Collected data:
══════════════════════════════
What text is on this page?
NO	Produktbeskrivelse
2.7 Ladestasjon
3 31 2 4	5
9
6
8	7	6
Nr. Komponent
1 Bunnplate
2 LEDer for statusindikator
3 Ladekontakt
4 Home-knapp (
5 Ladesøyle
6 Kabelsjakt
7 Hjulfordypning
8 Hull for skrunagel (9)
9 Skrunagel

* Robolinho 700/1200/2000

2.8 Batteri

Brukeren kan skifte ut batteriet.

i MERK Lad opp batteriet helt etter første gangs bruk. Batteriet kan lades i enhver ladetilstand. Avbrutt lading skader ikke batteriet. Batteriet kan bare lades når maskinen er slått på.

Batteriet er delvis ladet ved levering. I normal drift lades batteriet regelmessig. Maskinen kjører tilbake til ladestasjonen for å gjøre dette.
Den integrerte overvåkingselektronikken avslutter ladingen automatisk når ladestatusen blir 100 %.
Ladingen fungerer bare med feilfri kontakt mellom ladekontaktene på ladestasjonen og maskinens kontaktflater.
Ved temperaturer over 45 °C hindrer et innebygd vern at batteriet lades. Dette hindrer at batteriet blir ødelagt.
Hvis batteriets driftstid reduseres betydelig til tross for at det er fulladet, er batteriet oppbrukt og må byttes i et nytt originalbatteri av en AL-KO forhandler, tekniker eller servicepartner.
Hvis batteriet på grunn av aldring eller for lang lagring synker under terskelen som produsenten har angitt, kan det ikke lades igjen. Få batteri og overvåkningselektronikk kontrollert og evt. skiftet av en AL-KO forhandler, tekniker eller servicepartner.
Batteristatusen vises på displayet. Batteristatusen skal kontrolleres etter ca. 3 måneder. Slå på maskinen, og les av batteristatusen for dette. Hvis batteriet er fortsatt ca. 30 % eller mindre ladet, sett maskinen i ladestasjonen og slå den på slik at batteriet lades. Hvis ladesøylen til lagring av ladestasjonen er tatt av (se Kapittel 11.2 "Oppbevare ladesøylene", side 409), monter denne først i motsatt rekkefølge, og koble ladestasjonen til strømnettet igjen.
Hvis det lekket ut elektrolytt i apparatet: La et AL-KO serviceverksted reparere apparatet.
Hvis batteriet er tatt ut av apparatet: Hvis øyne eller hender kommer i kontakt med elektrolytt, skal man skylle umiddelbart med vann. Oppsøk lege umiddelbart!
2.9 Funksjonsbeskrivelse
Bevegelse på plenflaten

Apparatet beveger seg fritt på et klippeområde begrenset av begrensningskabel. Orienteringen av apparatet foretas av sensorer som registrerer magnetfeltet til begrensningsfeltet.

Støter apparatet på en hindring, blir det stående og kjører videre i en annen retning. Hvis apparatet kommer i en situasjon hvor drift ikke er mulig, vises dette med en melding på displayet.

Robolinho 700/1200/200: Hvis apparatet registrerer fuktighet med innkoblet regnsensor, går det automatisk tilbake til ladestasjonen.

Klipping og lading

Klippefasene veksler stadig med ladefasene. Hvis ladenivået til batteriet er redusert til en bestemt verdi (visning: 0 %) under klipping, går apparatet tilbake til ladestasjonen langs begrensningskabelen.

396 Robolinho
══════════════════════════════
What to do: Using the listing, collect all lines in which the string "bare" is found.

Task answer:
i MERK Lad opp batteriet helt etter første gangs bruk. Batteriet kan lades i enhver ladetilstand. Avbrutt lading skader ikke batteriet. Batteriet kan bare lades når maskinen er slått på.
Ladingen fungerer bare med feilfri kontakt mellom ladekontaktene på ladestasjonen og maskinens kontaktflater.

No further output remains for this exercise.